• _Data section_
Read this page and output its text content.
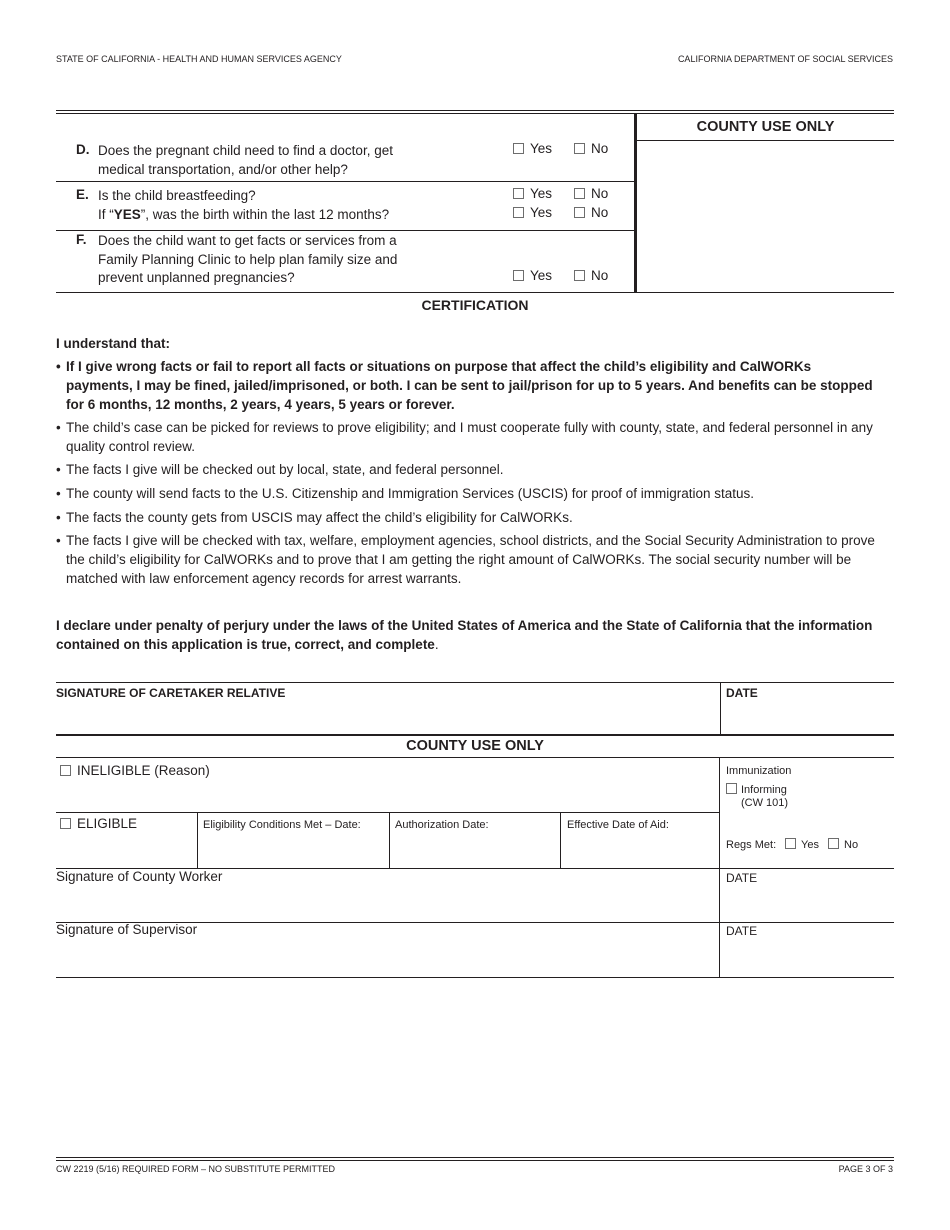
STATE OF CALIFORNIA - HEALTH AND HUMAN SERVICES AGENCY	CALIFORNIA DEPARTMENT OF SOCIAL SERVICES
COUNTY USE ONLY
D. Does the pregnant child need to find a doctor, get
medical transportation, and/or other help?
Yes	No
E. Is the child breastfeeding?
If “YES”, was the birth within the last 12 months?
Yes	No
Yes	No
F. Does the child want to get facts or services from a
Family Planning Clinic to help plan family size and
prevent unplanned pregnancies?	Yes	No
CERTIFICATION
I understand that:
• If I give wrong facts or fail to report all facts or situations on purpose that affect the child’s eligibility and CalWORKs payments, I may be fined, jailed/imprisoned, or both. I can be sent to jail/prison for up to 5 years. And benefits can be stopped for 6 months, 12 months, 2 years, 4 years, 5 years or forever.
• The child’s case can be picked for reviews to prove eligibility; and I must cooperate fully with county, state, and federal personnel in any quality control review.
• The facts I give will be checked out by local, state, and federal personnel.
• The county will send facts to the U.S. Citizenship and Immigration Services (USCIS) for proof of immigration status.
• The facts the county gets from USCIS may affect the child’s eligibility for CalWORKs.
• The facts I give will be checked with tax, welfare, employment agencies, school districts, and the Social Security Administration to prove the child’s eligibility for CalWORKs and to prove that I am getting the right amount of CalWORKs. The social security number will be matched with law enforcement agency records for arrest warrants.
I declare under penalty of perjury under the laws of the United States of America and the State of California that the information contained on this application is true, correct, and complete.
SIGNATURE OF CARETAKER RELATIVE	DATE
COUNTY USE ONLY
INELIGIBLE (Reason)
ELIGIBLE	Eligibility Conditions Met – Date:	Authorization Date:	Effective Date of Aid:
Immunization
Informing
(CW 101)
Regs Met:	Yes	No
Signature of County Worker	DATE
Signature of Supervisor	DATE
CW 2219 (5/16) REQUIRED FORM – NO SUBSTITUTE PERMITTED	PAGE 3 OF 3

...

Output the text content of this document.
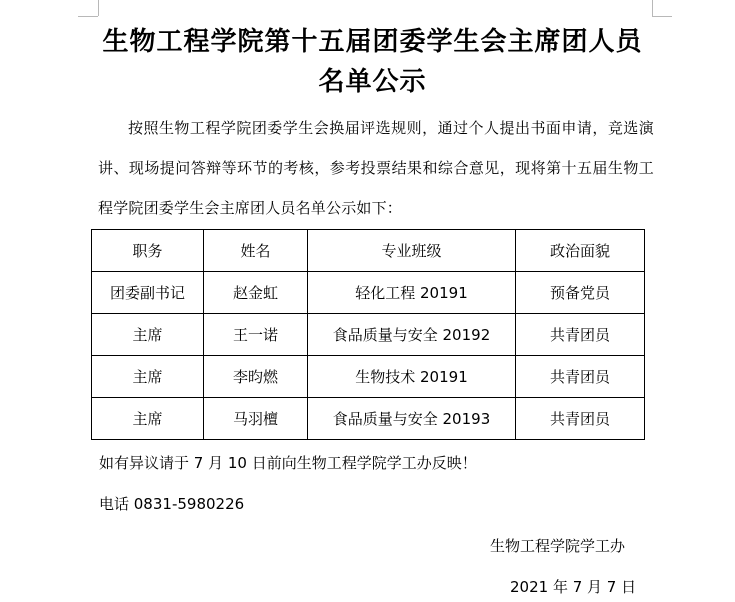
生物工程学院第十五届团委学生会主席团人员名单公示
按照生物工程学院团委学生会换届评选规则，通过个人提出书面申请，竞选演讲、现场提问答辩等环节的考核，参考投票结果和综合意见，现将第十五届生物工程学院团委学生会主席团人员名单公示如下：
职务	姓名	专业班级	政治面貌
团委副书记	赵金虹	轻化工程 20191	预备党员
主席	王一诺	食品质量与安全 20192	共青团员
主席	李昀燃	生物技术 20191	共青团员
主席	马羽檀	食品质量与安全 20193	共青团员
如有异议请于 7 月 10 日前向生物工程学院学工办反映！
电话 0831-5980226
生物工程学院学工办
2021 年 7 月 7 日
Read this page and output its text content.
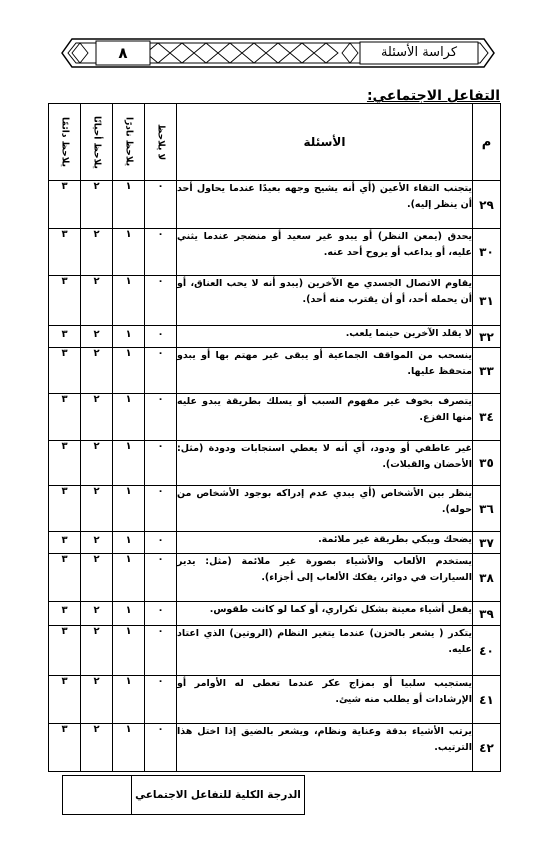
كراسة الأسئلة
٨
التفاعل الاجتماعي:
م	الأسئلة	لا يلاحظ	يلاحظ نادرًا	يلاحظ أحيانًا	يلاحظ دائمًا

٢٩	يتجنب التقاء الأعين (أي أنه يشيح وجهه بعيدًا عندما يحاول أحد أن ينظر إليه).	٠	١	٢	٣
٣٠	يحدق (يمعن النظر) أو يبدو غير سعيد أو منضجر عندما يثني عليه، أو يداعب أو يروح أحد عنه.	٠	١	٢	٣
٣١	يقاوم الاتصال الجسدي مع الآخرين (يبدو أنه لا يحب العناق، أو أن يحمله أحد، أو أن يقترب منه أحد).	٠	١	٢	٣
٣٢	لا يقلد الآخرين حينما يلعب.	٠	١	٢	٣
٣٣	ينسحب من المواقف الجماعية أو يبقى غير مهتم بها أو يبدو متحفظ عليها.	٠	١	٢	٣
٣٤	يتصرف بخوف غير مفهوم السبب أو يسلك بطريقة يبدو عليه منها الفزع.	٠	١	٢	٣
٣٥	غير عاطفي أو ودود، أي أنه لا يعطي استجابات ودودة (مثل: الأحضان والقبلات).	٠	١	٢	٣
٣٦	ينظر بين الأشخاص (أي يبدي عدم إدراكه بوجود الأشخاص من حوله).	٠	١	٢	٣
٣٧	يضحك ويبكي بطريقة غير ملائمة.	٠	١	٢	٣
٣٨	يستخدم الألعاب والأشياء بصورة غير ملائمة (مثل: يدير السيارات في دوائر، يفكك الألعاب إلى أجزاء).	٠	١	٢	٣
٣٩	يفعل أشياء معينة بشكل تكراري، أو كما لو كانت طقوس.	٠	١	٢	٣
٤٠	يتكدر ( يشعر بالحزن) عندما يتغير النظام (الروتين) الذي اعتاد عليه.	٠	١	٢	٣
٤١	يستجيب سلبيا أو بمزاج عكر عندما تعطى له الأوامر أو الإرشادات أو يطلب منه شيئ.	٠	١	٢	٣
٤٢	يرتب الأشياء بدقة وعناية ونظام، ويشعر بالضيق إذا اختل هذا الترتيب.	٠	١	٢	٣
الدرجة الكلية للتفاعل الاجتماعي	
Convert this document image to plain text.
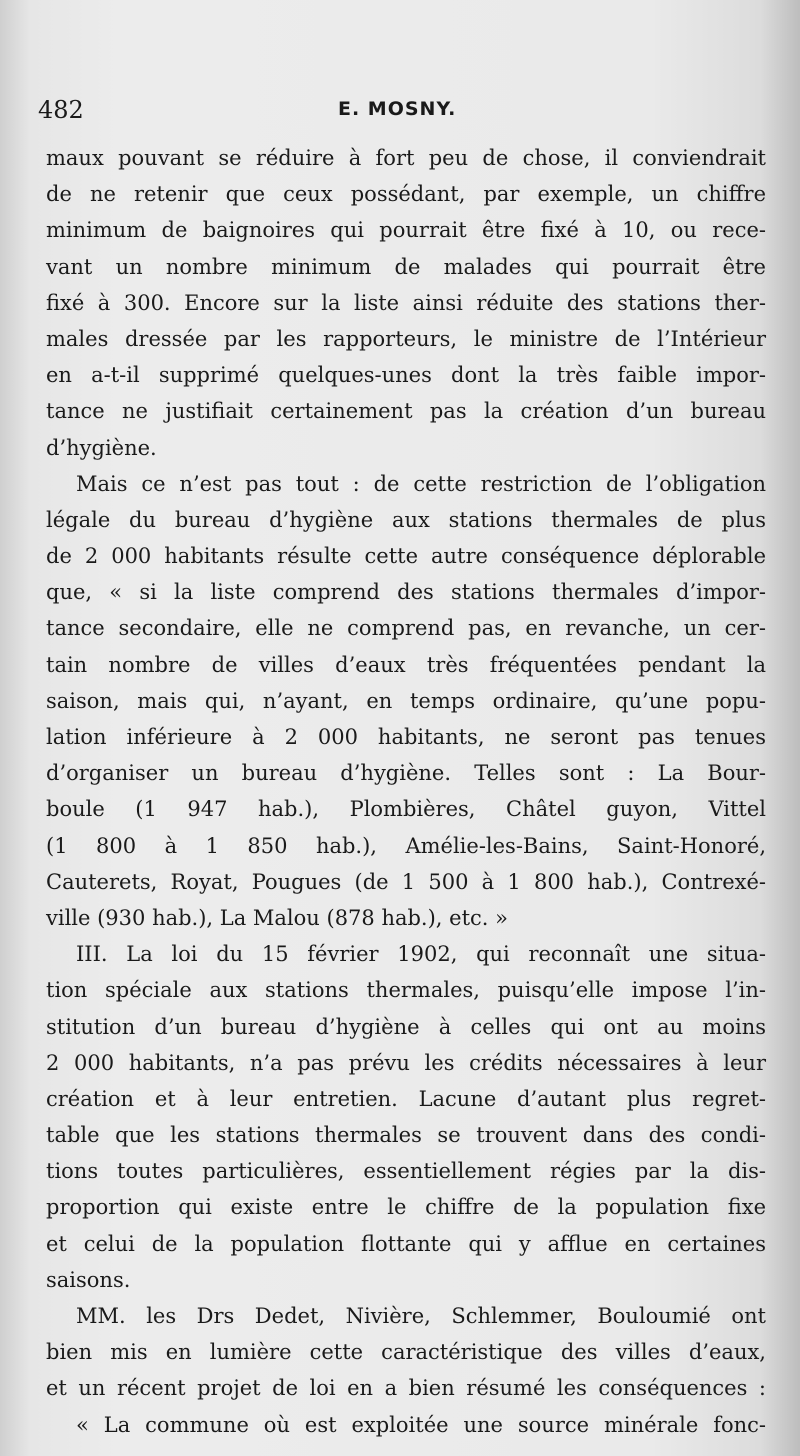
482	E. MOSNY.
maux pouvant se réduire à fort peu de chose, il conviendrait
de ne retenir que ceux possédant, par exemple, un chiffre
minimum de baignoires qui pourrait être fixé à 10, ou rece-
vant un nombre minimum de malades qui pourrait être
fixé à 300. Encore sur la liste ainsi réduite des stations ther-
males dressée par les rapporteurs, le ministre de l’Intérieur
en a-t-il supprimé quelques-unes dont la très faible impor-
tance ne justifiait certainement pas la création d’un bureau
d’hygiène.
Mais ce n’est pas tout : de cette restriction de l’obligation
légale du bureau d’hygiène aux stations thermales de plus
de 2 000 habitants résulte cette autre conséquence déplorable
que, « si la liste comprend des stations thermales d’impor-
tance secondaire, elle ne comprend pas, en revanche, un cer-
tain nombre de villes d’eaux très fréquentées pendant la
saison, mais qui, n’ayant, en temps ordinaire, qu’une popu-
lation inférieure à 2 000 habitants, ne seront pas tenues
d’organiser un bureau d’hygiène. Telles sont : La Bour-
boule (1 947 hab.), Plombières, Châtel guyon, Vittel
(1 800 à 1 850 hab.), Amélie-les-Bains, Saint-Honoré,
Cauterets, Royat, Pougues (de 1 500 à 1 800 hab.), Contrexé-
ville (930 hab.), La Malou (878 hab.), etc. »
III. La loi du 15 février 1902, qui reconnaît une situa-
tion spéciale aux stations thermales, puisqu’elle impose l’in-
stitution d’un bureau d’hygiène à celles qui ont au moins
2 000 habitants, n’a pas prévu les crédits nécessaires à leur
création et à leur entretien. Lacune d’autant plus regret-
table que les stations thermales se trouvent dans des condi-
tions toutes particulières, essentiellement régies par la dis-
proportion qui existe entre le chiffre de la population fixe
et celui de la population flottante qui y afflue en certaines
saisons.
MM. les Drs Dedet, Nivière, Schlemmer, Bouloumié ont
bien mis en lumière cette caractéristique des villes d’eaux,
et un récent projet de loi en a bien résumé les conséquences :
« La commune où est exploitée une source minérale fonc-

...

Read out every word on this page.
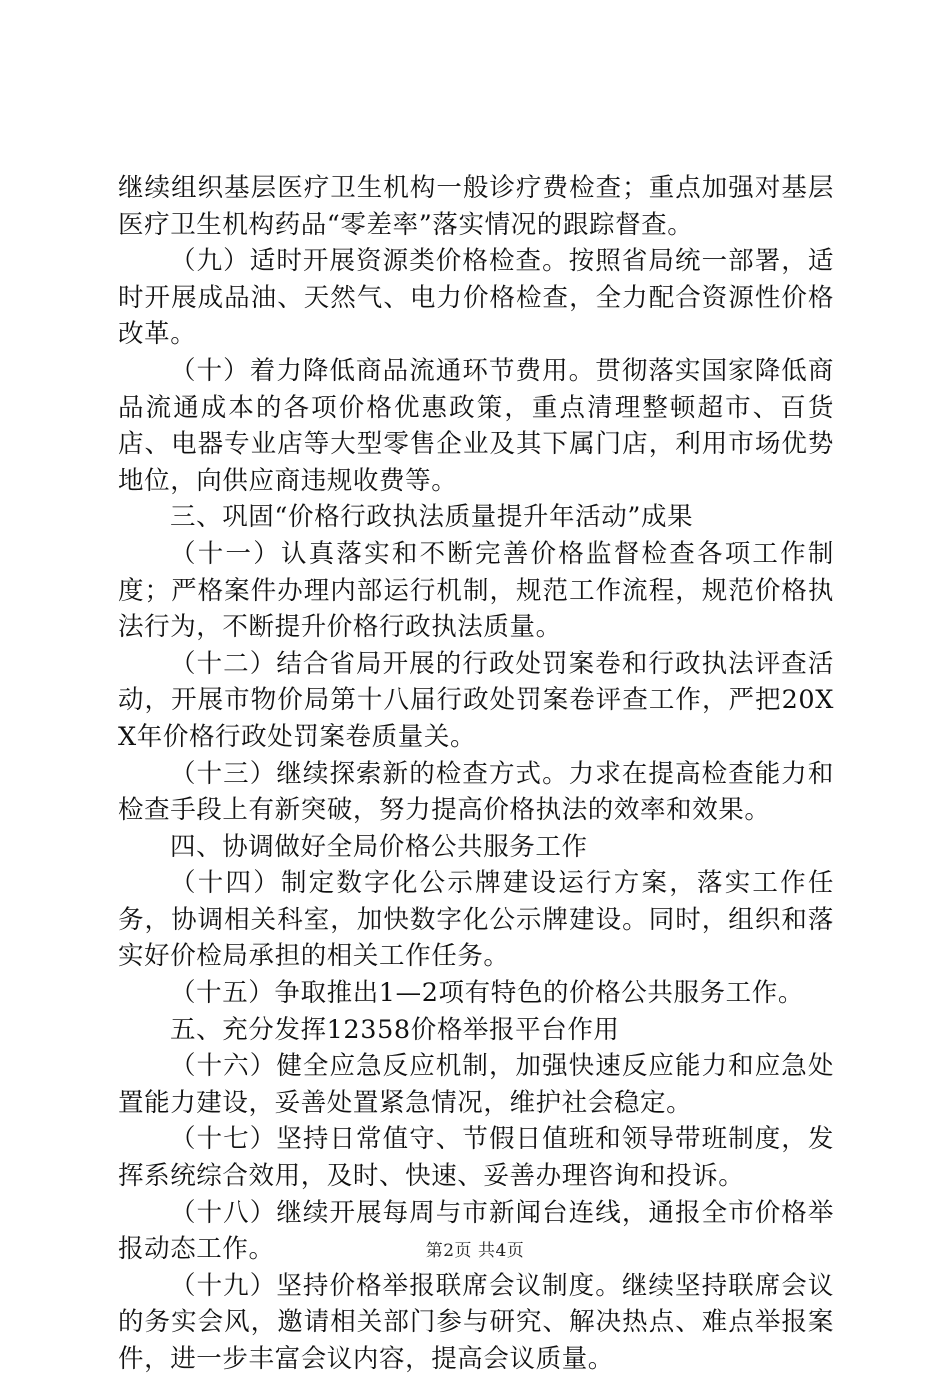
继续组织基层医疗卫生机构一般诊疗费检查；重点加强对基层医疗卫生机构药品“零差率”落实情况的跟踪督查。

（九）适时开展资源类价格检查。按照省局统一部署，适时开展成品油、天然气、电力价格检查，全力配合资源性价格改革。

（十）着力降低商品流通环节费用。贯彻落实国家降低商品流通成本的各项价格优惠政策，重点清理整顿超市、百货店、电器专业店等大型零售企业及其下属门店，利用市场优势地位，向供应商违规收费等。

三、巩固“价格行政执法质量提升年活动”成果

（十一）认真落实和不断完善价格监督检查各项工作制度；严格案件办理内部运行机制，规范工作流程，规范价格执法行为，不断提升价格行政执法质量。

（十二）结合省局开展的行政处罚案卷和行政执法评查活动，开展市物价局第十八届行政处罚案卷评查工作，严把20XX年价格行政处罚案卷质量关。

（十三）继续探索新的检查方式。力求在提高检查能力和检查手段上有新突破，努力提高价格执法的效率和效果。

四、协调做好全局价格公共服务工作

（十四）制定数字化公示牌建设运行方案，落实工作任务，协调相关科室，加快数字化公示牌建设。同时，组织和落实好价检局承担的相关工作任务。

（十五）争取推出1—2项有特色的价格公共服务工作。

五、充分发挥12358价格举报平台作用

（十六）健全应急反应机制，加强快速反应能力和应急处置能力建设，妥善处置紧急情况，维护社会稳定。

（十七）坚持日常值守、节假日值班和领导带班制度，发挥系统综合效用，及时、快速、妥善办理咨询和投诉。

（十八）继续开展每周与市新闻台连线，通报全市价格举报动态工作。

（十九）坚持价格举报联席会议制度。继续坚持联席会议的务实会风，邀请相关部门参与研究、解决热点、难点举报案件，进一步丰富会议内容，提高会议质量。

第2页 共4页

• _Prompt_
Pick out the lines that have the word "federal". Copy them all.

• _The response_
• The child’s case can be picked for reviews to prove eligibility; and I must cooperate fully with county, state, and federal personnel in any quality control review.
• The facts I give will be checked out by local, state, and federal personnel.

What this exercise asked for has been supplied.